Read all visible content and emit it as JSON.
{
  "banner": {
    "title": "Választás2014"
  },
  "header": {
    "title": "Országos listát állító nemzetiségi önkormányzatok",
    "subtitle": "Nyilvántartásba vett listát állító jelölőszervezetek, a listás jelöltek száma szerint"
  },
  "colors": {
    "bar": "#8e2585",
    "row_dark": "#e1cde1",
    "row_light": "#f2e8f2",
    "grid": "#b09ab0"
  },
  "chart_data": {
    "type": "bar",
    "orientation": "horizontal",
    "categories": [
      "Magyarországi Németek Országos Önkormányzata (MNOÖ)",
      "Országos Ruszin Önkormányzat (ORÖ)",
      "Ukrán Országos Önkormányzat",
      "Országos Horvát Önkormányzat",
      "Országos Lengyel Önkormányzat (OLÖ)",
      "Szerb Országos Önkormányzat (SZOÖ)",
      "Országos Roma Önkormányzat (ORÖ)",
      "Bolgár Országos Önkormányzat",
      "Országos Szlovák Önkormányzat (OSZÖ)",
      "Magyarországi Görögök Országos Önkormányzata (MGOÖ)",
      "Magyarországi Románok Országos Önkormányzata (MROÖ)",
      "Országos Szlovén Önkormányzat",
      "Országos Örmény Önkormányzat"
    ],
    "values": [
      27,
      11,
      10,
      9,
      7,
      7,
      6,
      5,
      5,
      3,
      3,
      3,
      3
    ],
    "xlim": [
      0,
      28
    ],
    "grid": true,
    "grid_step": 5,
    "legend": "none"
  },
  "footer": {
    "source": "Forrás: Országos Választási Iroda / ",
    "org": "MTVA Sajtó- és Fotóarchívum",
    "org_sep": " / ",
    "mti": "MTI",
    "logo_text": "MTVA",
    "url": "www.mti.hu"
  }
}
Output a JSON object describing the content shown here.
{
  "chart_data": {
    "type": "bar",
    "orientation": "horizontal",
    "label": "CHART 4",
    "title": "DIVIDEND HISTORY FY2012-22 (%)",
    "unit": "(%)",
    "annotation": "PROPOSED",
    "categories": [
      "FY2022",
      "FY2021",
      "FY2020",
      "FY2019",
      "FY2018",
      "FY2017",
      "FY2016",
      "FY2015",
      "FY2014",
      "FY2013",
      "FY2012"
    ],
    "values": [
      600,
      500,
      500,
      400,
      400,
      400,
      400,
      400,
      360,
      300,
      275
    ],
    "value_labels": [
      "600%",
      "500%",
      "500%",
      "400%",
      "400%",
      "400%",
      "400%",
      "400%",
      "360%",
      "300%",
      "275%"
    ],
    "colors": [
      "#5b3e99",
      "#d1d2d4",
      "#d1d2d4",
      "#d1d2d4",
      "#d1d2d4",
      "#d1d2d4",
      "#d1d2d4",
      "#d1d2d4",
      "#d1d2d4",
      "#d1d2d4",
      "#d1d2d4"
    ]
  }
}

------------------------------------

● WHAT YOU ARE ASKED TO DO: Give back all the data exactly as written.

● OUTPUT:
Read all visible content and emit it as JSON.
{
  "banner": {
    "title": "Választás2014"
  },
  "header": {
    "title": "Országos listát állító nemzetiségi önkormányzatok",
    "subtitle": "Nyilvántartásba vett listát állító jelölőszervezetek, a listás jelöltek száma szerint"
  },
  "colors": {
    "bar": "#8e2585",
    "row_dark": "#e1cde1",
    "row_light": "#f2e8f2",
    "grid": "#b09ab0"
  },
  "chart_data": {
    "type": "bar",
    "orientation": "horizontal",
    "categories": [
      "Magyarországi Németek Országos Önkormányzata (MNOÖ)",
      "Országos Ruszin Önkormányzat (ORÖ)",
      "Ukrán Országos Önkormányzat",
      "Országos Horvát Önkormányzat",
      "Országos Lengyel Önkormányzat (OLÖ)",
      "Szerb Országos Önkormányzat (SZOÖ)",
      "Országos Roma Önkormányzat (ORÖ)",
      "Bolgár Országos Önkormányzat",
      "Országos Szlovák Önkormányzat (OSZÖ)",
      "Magyarországi Görögök Országos Önkormányzata (MGOÖ)",
      "Magyarországi Románok Országos Önkormányzata (MROÖ)",
      "Országos Szlovén Önkormányzat",
      "Országos Örmény Önkormányzat"
    ],
    "values": [
      27,
      11,
      10,
      9,
      7,
      7,
      6,
      5,
      5,
      3,
      3,
      3,
      3
    ],
    "xlim": [
      0,
      28
    ],
    "grid": true,
    "grid_step": 5,
    "legend": "none"
  },
  "footer": {
    "source": "Forrás: Országos Választási Iroda / ",
    "org": "MTVA Sajtó- és Fotóarchívum",
    "org_sep": " / ",
    "mti": "MTI",
    "logo_text": "MTVA",
    "url": "www.mti.hu"
  }
}
Output a JSON object describing the content shown here.
{
  "chart_data": {
    "type": "bar",
    "orientation": "horizontal",
    "label": "CHART 4",
    "title": "DIVIDEND HISTORY FY2012-22 (%)",
    "unit": "(%)",
    "annotation": "PROPOSED",
    "categories": [
      "FY2022",
      "FY2021",
      "FY2020",
      "FY2019",
      "FY2018",
      "FY2017",
      "FY2016",
      "FY2015",
      "FY2014",
      "FY2013",
      "FY2012"
    ],
    "values": [
      600,
      500,
      500,
      400,
      400,
      400,
      400,
      400,
      360,
      300,
      275
    ],
    "value_labels": [
      "600%",
      "500%",
      "500%",
      "400%",
      "400%",
      "400%",
      "400%",
      "400%",
      "360%",
      "300%",
      "275%"
    ],
    "colors": [
      "#5b3e99",
      "#d1d2d4",
      "#d1d2d4",
      "#d1d2d4",
      "#d1d2d4",
      "#d1d2d4",
      "#d1d2d4",
      "#d1d2d4",
      "#d1d2d4",
      "#d1d2d4",
      "#d1d2d4"
    ]
  }
}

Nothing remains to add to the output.